[Dataset entries]

================

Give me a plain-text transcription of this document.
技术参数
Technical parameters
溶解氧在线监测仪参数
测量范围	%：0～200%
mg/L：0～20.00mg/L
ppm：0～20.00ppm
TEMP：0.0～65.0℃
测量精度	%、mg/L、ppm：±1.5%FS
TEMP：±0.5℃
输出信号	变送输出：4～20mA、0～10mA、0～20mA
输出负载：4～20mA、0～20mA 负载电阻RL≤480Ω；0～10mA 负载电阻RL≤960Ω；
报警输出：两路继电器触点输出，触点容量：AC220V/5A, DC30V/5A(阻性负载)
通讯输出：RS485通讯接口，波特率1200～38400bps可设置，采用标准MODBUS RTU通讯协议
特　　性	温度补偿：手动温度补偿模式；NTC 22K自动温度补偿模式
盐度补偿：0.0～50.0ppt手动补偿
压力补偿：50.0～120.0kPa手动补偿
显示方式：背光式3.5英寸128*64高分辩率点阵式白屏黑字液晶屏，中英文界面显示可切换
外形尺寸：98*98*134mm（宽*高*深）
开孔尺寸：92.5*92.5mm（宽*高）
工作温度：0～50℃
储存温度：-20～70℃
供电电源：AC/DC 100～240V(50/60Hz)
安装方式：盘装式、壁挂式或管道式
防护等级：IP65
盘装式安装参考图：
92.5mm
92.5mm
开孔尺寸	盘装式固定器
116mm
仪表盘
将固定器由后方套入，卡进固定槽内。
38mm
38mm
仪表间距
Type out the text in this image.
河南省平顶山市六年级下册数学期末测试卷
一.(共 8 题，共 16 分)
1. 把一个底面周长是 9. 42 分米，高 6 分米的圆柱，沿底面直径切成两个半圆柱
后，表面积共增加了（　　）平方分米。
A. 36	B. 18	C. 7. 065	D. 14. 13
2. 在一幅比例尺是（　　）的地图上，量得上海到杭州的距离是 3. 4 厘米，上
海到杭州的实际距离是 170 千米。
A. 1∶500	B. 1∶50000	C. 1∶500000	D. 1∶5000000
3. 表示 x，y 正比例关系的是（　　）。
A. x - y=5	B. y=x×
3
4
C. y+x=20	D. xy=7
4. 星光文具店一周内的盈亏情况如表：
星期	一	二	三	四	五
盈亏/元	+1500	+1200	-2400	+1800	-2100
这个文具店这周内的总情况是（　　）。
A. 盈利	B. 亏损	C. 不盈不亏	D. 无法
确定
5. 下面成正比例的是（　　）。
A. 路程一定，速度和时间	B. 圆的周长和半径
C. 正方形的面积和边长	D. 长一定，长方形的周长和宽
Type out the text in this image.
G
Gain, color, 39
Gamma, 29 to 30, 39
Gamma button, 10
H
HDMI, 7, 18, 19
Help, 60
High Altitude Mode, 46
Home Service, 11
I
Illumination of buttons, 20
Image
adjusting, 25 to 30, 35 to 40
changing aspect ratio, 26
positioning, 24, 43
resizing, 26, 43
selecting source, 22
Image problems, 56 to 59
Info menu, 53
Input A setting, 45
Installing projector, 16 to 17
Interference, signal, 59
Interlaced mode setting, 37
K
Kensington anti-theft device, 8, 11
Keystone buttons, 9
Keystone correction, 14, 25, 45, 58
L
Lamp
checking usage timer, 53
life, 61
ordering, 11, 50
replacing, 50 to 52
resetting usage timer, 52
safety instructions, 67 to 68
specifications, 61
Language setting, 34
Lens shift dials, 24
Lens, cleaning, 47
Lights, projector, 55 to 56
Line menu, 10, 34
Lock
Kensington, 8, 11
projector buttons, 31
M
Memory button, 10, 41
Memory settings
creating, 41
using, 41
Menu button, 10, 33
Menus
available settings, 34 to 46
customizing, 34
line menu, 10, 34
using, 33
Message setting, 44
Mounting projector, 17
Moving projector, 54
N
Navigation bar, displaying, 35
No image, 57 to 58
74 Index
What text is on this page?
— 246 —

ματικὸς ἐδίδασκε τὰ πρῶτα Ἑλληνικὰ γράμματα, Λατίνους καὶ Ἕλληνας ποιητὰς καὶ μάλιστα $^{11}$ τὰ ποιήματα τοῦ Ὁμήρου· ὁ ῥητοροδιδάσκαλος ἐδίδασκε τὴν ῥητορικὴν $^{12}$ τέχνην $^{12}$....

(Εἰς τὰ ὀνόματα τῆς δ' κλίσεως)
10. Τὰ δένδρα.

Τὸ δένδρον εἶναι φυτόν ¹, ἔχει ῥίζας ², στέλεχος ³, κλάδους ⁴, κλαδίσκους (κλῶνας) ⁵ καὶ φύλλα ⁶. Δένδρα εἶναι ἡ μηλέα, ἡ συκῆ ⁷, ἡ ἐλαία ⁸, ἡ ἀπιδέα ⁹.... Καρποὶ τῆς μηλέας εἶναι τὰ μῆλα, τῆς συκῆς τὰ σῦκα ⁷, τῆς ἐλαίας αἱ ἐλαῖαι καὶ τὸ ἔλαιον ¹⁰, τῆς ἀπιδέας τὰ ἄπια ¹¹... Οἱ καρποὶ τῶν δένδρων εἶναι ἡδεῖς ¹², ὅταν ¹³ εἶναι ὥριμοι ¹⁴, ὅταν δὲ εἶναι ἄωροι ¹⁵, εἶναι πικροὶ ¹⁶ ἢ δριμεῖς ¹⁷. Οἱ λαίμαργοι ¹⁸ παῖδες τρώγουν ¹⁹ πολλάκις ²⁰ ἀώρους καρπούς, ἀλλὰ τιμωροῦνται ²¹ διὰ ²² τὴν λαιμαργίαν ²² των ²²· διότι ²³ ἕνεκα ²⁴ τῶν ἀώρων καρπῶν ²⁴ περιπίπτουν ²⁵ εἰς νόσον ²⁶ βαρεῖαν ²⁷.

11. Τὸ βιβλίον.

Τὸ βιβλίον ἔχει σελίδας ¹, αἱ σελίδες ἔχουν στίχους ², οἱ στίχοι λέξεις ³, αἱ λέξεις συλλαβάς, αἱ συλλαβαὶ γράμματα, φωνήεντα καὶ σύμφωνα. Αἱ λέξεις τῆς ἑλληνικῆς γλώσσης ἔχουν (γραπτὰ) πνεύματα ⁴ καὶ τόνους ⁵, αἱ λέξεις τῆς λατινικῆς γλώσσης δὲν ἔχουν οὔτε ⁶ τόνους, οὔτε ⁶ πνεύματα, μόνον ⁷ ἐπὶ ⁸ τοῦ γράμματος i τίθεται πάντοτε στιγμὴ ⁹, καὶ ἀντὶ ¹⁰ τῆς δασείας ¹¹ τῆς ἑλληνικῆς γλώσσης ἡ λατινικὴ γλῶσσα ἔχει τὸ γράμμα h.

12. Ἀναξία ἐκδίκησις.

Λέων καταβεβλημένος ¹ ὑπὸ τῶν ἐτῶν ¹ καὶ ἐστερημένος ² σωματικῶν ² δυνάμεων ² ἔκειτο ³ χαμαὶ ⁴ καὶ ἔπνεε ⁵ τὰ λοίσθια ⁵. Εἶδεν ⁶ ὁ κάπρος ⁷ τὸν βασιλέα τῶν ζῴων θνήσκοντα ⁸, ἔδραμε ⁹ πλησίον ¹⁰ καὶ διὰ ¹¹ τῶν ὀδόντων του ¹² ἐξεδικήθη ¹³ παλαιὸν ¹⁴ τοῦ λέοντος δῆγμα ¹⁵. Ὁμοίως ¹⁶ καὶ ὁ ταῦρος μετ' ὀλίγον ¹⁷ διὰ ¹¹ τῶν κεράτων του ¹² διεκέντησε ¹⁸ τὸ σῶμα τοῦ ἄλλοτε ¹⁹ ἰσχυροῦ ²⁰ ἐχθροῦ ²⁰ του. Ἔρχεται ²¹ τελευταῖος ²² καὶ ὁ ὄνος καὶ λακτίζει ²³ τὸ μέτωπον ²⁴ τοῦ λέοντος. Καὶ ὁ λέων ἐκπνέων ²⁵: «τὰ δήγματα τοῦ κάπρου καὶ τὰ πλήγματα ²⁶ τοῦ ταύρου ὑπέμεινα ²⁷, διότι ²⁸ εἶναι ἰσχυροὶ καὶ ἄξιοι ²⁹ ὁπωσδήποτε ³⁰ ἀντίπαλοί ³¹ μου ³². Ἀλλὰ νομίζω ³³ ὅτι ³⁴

================

• INSTRUCTIONS TO FOLLOW: Gather up the lines containing the word "Kensington" from these records and copy them.

• TASK RESPONSE:
Kensington anti-theft device, 8, 11
Kensington, 8, 11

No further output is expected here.